Given problem: Exclude the pictures and return every line exactly as written.

____ Extracted material

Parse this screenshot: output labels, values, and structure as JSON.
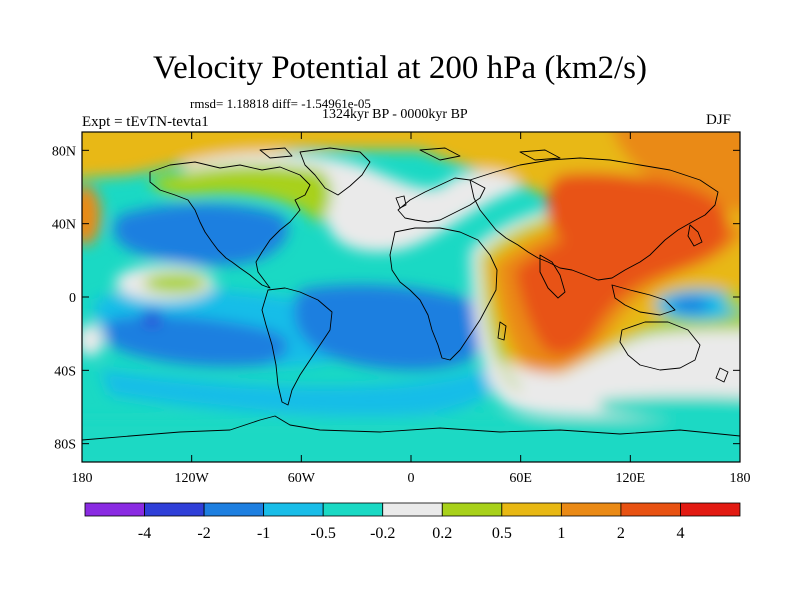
{
  "title": "Velocity Potential at 200 hPa (km2/s)",
  "stats": "rmsd= 1.18818 diff= -1.54961e-05",
  "subtitle": "1324kyr BP - 0000kyr BP",
  "experiment": "Expt = tEvTN-tevta1",
  "season": "DJF",
  "map": {
    "lat_labels": [
      {
        "value": 80,
        "label": "80N"
      },
      {
        "value": 40,
        "label": "40N"
      },
      {
        "value": 0,
        "label": "0"
      },
      {
        "value": -40,
        "label": "40S"
      },
      {
        "value": -80,
        "label": "80S"
      }
    ],
    "lon_labels": [
      {
        "value": -180,
        "label": "180"
      },
      {
        "value": -120,
        "label": "120W"
      },
      {
        "value": -60,
        "label": "60W"
      },
      {
        "value": 0,
        "label": "0"
      },
      {
        "value": 60,
        "label": "60E"
      },
      {
        "value": 120,
        "label": "120E"
      },
      {
        "value": 180,
        "label": "180"
      }
    ],
    "lon_range": [
      -180,
      180
    ],
    "lat_range": [
      -90,
      90
    ]
  },
  "colorbar": {
    "colors": [
      "#8a2be2",
      "#2f3fd8",
      "#1e7fe0",
      "#19bde8",
      "#1ad9c4",
      "#eaeaea",
      "#a8d11a",
      "#e8b813",
      "#ea8a16",
      "#e85212",
      "#e21a12"
    ],
    "labels": [
      "-4",
      "-2",
      "-1",
      "-0.5",
      "-0.2",
      "0.2",
      "0.5",
      "1",
      "2",
      "4"
    ]
  },
  "legend_colors": {
    "below_-4": "#8a2be2",
    "-4_to_-2": "#2f3fd8",
    "-2_to_-1": "#1e7fe0",
    "-1_to_-0.5": "#19bde8",
    "-0.5_to_-0.2": "#1ad9c4",
    "-0.2_to_0.2": "#eaeaea",
    "0.2_to_0.5": "#a8d11a",
    "0.5_to_1": "#e8b813",
    "1_to_2": "#ea8a16",
    "2_to_4": "#e85212"
  }
}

________

Solution to this exercise:
Parse this screenshot: output labels, values, and structure as JSON.
{
  "title": "Velocity Potential at 200 hPa (km2/s)",
  "stats": "rmsd= 1.18818 diff= -1.54961e-05",
  "subtitle": "1324kyr BP - 0000kyr BP",
  "experiment": "Expt = tEvTN-tevta1",
  "season": "DJF",
  "map": {
    "lat_labels": [
      {
        "value": 80,
        "label": "80N"
      },
      {
        "value": 40,
        "label": "40N"
      },
      {
        "value": 0,
        "label": "0"
      },
      {
        "value": -40,
        "label": "40S"
      },
      {
        "value": -80,
        "label": "80S"
      }
    ],
    "lon_labels": [
      {
        "value": -180,
        "label": "180"
      },
      {
        "value": -120,
        "label": "120W"
      },
      {
        "value": -60,
        "label": "60W"
      },
      {
        "value": 0,
        "label": "0"
      },
      {
        "value": 60,
        "label": "60E"
      },
      {
        "value": 120,
        "label": "120E"
      },
      {
        "value": 180,
        "label": "180"
      }
    ],
    "lon_range": [
      -180,
      180
    ],
    "lat_range": [
      -90,
      90
    ]
  },
  "colorbar": {
    "colors": [
      "#8a2be2",
      "#2f3fd8",
      "#1e7fe0",
      "#19bde8",
      "#1ad9c4",
      "#eaeaea",
      "#a8d11a",
      "#e8b813",
      "#ea8a16",
      "#e85212",
      "#e21a12"
    ],
    "labels": [
      "-4",
      "-2",
      "-1",
      "-0.5",
      "-0.2",
      "0.2",
      "0.5",
      "1",
      "2",
      "4"
    ]
  },
  "legend_colors": {
    "below_-4": "#8a2be2",
    "-4_to_-2": "#2f3fd8",
    "-2_to_-1": "#1e7fe0",
    "-1_to_-0.5": "#19bde8",
    "-0.5_to_-0.2": "#1ad9c4",
    "-0.2_to_0.2": "#eaeaea",
    "0.2_to_0.5": "#a8d11a",
    "0.5_to_1": "#e8b813",
    "1_to_2": "#ea8a16",
    "2_to_4": "#e85212"
  }
}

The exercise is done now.